*** Information given

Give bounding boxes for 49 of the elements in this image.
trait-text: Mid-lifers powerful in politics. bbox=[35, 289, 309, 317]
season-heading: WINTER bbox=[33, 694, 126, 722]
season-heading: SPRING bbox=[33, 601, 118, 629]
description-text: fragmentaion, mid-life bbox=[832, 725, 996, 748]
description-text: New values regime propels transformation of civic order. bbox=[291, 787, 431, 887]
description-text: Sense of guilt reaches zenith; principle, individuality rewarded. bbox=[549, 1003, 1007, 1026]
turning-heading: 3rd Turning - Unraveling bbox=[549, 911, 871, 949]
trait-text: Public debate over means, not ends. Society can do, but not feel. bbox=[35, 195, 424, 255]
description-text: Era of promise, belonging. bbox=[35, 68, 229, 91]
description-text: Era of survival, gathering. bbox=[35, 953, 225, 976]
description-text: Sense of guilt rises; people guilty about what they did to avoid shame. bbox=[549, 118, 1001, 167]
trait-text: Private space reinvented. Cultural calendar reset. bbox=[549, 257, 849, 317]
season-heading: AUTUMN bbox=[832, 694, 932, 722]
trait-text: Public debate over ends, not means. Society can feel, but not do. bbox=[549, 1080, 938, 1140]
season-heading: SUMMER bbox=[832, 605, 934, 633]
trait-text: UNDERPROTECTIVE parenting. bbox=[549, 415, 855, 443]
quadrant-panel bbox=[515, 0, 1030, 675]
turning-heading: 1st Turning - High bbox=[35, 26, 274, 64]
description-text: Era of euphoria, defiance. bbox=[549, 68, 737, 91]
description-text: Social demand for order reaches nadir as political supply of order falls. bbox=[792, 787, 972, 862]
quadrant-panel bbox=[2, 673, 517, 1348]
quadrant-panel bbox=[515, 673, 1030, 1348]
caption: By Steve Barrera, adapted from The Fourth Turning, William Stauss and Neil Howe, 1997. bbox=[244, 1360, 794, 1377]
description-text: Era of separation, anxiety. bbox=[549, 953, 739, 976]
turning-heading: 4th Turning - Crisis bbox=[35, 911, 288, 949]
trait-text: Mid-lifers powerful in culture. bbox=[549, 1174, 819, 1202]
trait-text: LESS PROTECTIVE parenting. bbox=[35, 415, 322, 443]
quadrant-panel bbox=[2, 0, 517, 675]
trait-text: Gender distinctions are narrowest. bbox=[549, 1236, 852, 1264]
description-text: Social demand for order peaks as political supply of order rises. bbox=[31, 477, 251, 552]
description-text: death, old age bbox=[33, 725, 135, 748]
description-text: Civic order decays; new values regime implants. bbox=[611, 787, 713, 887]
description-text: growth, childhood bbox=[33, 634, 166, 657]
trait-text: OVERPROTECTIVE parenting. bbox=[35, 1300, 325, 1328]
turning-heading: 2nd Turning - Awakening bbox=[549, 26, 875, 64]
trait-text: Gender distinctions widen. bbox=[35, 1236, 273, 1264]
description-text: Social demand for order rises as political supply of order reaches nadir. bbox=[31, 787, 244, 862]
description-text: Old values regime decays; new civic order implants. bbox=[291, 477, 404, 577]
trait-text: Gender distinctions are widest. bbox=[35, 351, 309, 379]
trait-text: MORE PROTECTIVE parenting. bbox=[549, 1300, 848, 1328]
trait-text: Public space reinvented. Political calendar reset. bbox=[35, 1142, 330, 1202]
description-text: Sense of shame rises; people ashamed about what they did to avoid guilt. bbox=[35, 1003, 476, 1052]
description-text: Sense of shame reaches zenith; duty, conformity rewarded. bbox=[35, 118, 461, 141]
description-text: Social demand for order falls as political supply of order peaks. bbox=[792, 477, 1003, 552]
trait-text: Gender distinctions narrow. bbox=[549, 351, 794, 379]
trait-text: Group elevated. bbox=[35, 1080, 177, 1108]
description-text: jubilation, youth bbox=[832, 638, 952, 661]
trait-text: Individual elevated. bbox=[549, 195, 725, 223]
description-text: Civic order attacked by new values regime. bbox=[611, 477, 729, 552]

******

§ **What needs to be done**:
Copy the listing above word for word, leaving out no line.

§ **Task result**:
Give bounding boxes for 49 of the elements in this image.
trait-text: Mid-lifers powerful in politics. bbox=[35, 289, 309, 317]
season-heading: WINTER bbox=[33, 694, 126, 722]
season-heading: SPRING bbox=[33, 601, 118, 629]
description-text: fragmentaion, mid-life bbox=[832, 725, 996, 748]
description-text: New values regime propels transformation of civic order. bbox=[291, 787, 431, 887]
description-text: Sense of guilt reaches zenith; principle, individuality rewarded. bbox=[549, 1003, 1007, 1026]
turning-heading: 3rd Turning - Unraveling bbox=[549, 911, 871, 949]
trait-text: Public debate over means, not ends. Society can do, but not feel. bbox=[35, 195, 424, 255]
description-text: Era of promise, belonging. bbox=[35, 68, 229, 91]
description-text: Era of survival, gathering. bbox=[35, 953, 225, 976]
description-text: Sense of guilt rises; people guilty about what they did to avoid shame. bbox=[549, 118, 1001, 167]
trait-text: Private space reinvented. Cultural calendar reset. bbox=[549, 257, 849, 317]
season-heading: AUTUMN bbox=[832, 694, 932, 722]
trait-text: Public debate over ends, not means. Society can feel, but not do. bbox=[549, 1080, 938, 1140]
season-heading: SUMMER bbox=[832, 605, 934, 633]
trait-text: UNDERPROTECTIVE parenting. bbox=[549, 415, 855, 443]
quadrant-panel bbox=[515, 0, 1030, 675]
turning-heading: 1st Turning - High bbox=[35, 26, 274, 64]
description-text: Era of euphoria, defiance. bbox=[549, 68, 737, 91]
description-text: Social demand for order reaches nadir as political supply of order falls. bbox=[792, 787, 972, 862]
quadrant-panel bbox=[2, 673, 517, 1348]
quadrant-panel bbox=[515, 673, 1030, 1348]
caption: By Steve Barrera, adapted from The Fourth Turning, William Stauss and Neil Howe, 1997. bbox=[244, 1360, 794, 1377]
description-text: Era of separation, anxiety. bbox=[549, 953, 739, 976]
turning-heading: 4th Turning - Crisis bbox=[35, 911, 288, 949]
trait-text: Mid-lifers powerful in culture. bbox=[549, 1174, 819, 1202]
trait-text: LESS PROTECTIVE parenting. bbox=[35, 415, 322, 443]
quadrant-panel bbox=[2, 0, 517, 675]
trait-text: Gender distinctions are narrowest. bbox=[549, 1236, 852, 1264]
description-text: Social demand for order peaks as political supply of order rises. bbox=[31, 477, 251, 552]
description-text: death, old age bbox=[33, 725, 135, 748]
description-text: Civic order decays; new values regime implants. bbox=[611, 787, 713, 887]
description-text: growth, childhood bbox=[33, 634, 166, 657]
trait-text: OVERPROTECTIVE parenting. bbox=[35, 1300, 325, 1328]
turning-heading: 2nd Turning - Awakening bbox=[549, 26, 875, 64]
trait-text: Gender distinctions widen. bbox=[35, 1236, 273, 1264]
description-text: Social demand for order rises as political supply of order reaches nadir. bbox=[31, 787, 244, 862]
description-text: Old values regime decays; new civic order implants. bbox=[291, 477, 404, 577]
trait-text: Gender distinctions are widest. bbox=[35, 351, 309, 379]
trait-text: MORE PROTECTIVE parenting. bbox=[549, 1300, 848, 1328]
trait-text: Public space reinvented. Political calendar reset. bbox=[35, 1142, 330, 1202]
description-text: Sense of shame rises; people ashamed about what they did to avoid guilt. bbox=[35, 1003, 476, 1052]
description-text: Sense of shame reaches zenith; duty, conformity rewarded. bbox=[35, 118, 461, 141]
description-text: Social demand for order falls as political supply of order peaks. bbox=[792, 477, 1003, 552]
trait-text: Gender distinctions narrow. bbox=[549, 351, 794, 379]
trait-text: Group elevated. bbox=[35, 1080, 177, 1108]
description-text: jubilation, youth bbox=[832, 638, 952, 661]
trait-text: Individual elevated. bbox=[549, 195, 725, 223]
description-text: Civic order attacked by new values regime. bbox=[611, 477, 729, 552]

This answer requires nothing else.